◆ Exercise instructions:
Quote the whole listing exactly. Leave the pictures out of your copy.

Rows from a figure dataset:
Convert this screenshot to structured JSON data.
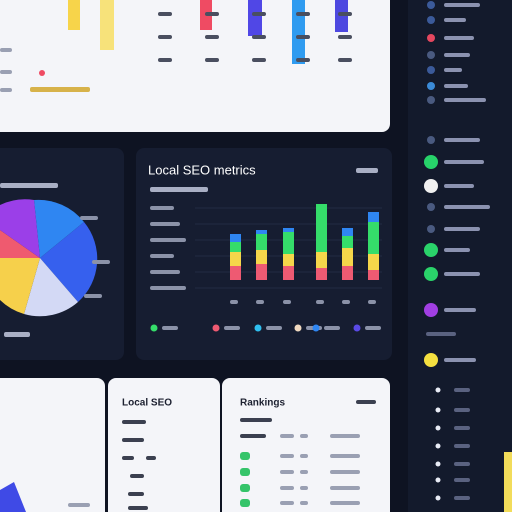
{
  "cards": [
    {
      "title": "Local SEO metrics"
    },
    {
      "title": "Local SEO"
    },
    {
      "title": "Rankings"
    }
  ]
}
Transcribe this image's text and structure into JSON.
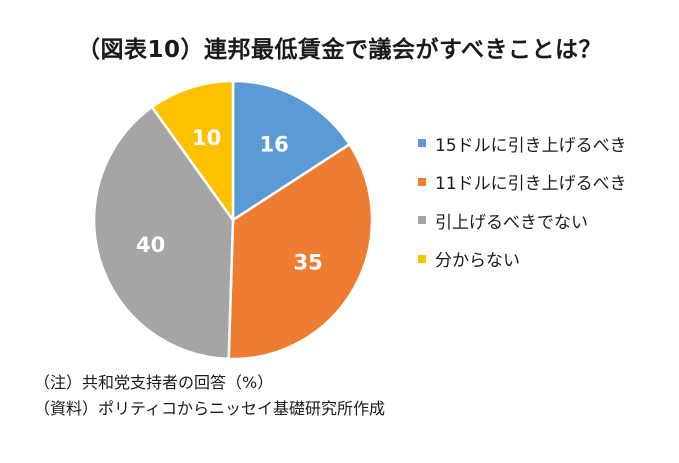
{
  "title": "（図表10）連邦最低賃金で議会がすべきことは？",
  "chart_data": {
    "type": "pie",
    "unit": "%",
    "slices": [
      {
        "label": "15ドルに引き上げるべき",
        "value": 16,
        "color": "#5B9BD5"
      },
      {
        "label": "11ドルに引き上げるべき",
        "value": 35,
        "color": "#ED7D31"
      },
      {
        "label": "引上げるべきでない",
        "value": 40,
        "color": "#A5A5A5"
      },
      {
        "label": "分からない",
        "value": 10,
        "color": "#FFC000"
      }
    ],
    "legend_position": "right"
  },
  "notes": {
    "note": "（注）共和党支持者の回答（%）",
    "source": "（資料）ポリティコからニッセイ基礎研究所作成"
  }
}
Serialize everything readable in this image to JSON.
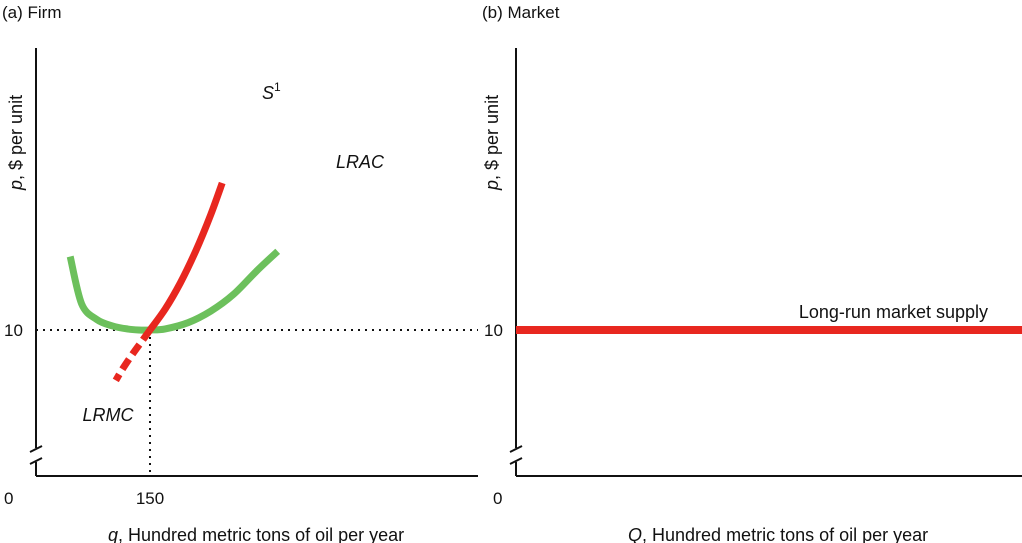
{
  "chart_data": [
    {
      "panel": "firm",
      "type": "line",
      "title": "(a) Firm",
      "ylabel_var": "p",
      "ylabel_rest": ", $ per unit",
      "xlabel_var": "q",
      "xlabel_rest": ", Hundred metric tons of oil per year",
      "origin_label": "0",
      "x_ticks": [
        {
          "value": 150,
          "label": "150"
        }
      ],
      "y_ticks": [
        {
          "value": 10,
          "label": "10"
        }
      ],
      "axis_break_on_y": true,
      "dotted_reference": {
        "x": 150,
        "y": 10
      },
      "series": [
        {
          "name": "LRAC",
          "color": "#6cc05c",
          "points": [
            [
              45,
              17
            ],
            [
              60,
              12.5
            ],
            [
              80,
              11
            ],
            [
              100,
              10.4
            ],
            [
              120,
              10.1
            ],
            [
              135,
              10.0
            ],
            [
              150,
              10.0
            ],
            [
              170,
              10.1
            ],
            [
              200,
              10.7
            ],
            [
              230,
              11.8
            ],
            [
              260,
              13.4
            ],
            [
              290,
              15.6
            ],
            [
              318,
              17.5
            ]
          ]
        },
        {
          "name": "S",
          "name_superscript": "1",
          "color": "#e8271f",
          "points": [
            [
              150,
              10
            ],
            [
              170,
              12
            ],
            [
              190,
              14.5
            ],
            [
              210,
              17.5
            ],
            [
              230,
              21
            ],
            [
              245,
              24
            ]
          ]
        },
        {
          "name": "LRMC",
          "color": "#e8271f",
          "dashed": true,
          "points": [
            [
              150,
              10
            ],
            [
              138,
              8.8
            ],
            [
              126,
              7.6
            ],
            [
              114,
              6.3
            ],
            [
              105,
              5.2
            ]
          ]
        }
      ]
    },
    {
      "panel": "market",
      "type": "line",
      "title": "(b) Market",
      "ylabel_var": "p",
      "ylabel_rest": ", $ per unit",
      "xlabel_var": "Q",
      "xlabel_rest": ", Hundred metric tons of oil per year",
      "origin_label": "0",
      "y_ticks": [
        {
          "value": 10,
          "label": "10"
        }
      ],
      "axis_break_on_y": true,
      "series": [
        {
          "name": "Long-run market supply",
          "color": "#e8271f",
          "points": [
            [
              0,
              10
            ],
            [
              400,
              10
            ]
          ]
        }
      ]
    }
  ]
}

◆ Written solution:
Convert this screenshot to structured JSON data.
{
  "cards": [
    {
      "title": "Local SEO metrics"
    },
    {
      "title": "Local SEO"
    },
    {
      "title": "Rankings"
    }
  ]
}
Transcribe this image's text and structure into JSON.
{
  "title": "（図表10）連邦最低賃金で議会がすべきことは？",
  "chart_data": {
    "type": "pie",
    "unit": "%",
    "slices": [
      {
        "label": "15ドルに引き上げるべき",
        "value": 16,
        "color": "#5B9BD5"
      },
      {
        "label": "11ドルに引き上げるべき",
        "value": 35,
        "color": "#ED7D31"
      },
      {
        "label": "引上げるべきでない",
        "value": 40,
        "color": "#A5A5A5"
      },
      {
        "label": "分からない",
        "value": 10,
        "color": "#FFC000"
      }
    ],
    "legend_position": "right"
  },
  "notes": {
    "note": "（注）共和党支持者の回答（%）",
    "source": "（資料）ポリティコからニッセイ基礎研究所作成"
  }
}
Serialize everything readable in this image to JSON.
{
  "chart_data": [
    {
      "panel": "firm",
      "type": "line",
      "title": "(a) Firm",
      "ylabel_var": "p",
      "ylabel_rest": ", $ per unit",
      "xlabel_var": "q",
      "xlabel_rest": ", Hundred metric tons of oil per year",
      "origin_label": "0",
      "x_ticks": [
        {
          "value": 150,
          "label": "150"
        }
      ],
      "y_ticks": [
        {
          "value": 10,
          "label": "10"
        }
      ],
      "axis_break_on_y": true,
      "dotted_reference": {
        "x": 150,
        "y": 10
      },
      "series": [
        {
          "name": "LRAC",
          "color": "#6cc05c",
          "points": [
            [
              45,
              17
            ],
            [
              60,
              12.5
            ],
            [
              80,
              11
            ],
            [
              100,
              10.4
            ],
            [
              120,
              10.1
            ],
            [
              135,
              10.0
            ],
            [
              150,
              10.0
            ],
            [
              170,
              10.1
            ],
            [
              200,
              10.7
            ],
            [
              230,
              11.8
            ],
            [
              260,
              13.4
            ],
            [
              290,
              15.6
            ],
            [
              318,
              17.5
            ]
          ]
        },
        {
          "name": "S",
          "name_superscript": "1",
          "color": "#e8271f",
          "points": [
            [
              150,
              10
            ],
            [
              170,
              12
            ],
            [
              190,
              14.5
            ],
            [
              210,
              17.5
            ],
            [
              230,
              21
            ],
            [
              245,
              24
            ]
          ]
        },
        {
          "name": "LRMC",
          "color": "#e8271f",
          "dashed": true,
          "points": [
            [
              150,
              10
            ],
            [
              138,
              8.8
            ],
            [
              126,
              7.6
            ],
            [
              114,
              6.3
            ],
            [
              105,
              5.2
            ]
          ]
        }
      ]
    },
    {
      "panel": "market",
      "type": "line",
      "title": "(b) Market",
      "ylabel_var": "p",
      "ylabel_rest": ", $ per unit",
      "xlabel_var": "Q",
      "xlabel_rest": ", Hundred metric tons of oil per year",
      "origin_label": "0",
      "y_ticks": [
        {
          "value": 10,
          "label": "10"
        }
      ],
      "axis_break_on_y": true,
      "series": [
        {
          "name": "Long-run market supply",
          "color": "#e8271f",
          "points": [
            [
              0,
              10
            ],
            [
              400,
              10
            ]
          ]
        }
      ]
    }
  ]
}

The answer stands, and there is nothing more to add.